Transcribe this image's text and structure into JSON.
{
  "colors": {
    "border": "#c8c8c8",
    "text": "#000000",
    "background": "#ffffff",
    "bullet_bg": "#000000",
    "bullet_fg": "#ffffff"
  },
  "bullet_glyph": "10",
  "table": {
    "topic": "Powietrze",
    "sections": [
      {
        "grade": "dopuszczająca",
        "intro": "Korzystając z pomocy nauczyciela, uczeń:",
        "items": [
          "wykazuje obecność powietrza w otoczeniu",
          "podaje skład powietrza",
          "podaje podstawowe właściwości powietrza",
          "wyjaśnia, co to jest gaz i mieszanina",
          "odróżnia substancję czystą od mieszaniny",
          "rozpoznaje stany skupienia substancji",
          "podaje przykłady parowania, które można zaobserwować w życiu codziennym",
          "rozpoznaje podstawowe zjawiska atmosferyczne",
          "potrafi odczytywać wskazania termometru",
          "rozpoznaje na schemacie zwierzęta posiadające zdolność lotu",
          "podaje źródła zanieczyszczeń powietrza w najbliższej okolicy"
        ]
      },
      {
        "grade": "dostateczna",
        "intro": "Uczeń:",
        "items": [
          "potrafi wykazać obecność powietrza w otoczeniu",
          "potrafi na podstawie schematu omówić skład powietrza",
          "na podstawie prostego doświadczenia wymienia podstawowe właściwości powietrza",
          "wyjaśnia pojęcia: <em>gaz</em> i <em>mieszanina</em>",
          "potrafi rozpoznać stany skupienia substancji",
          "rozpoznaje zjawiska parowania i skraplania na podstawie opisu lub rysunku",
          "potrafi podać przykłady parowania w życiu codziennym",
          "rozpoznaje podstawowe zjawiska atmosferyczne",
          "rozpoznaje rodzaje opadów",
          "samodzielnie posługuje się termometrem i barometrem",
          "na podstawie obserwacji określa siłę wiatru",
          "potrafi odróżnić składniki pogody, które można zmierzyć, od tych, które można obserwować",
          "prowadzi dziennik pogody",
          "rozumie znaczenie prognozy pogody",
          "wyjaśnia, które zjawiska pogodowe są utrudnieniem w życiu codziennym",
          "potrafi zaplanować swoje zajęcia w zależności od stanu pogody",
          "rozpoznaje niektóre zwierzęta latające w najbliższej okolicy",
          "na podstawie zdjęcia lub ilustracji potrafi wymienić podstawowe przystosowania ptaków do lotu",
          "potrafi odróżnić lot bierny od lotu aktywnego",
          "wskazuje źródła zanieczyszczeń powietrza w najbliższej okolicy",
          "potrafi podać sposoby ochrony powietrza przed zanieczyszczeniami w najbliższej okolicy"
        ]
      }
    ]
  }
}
____
**Stated task**
Go through the records and gather the lines that hold "przykłady".

**Final result**
          "podaje przykłady parowania, które można zaobserwować w życiu codziennym",
          "potrafi podać przykłady parowania w życiu codziennym",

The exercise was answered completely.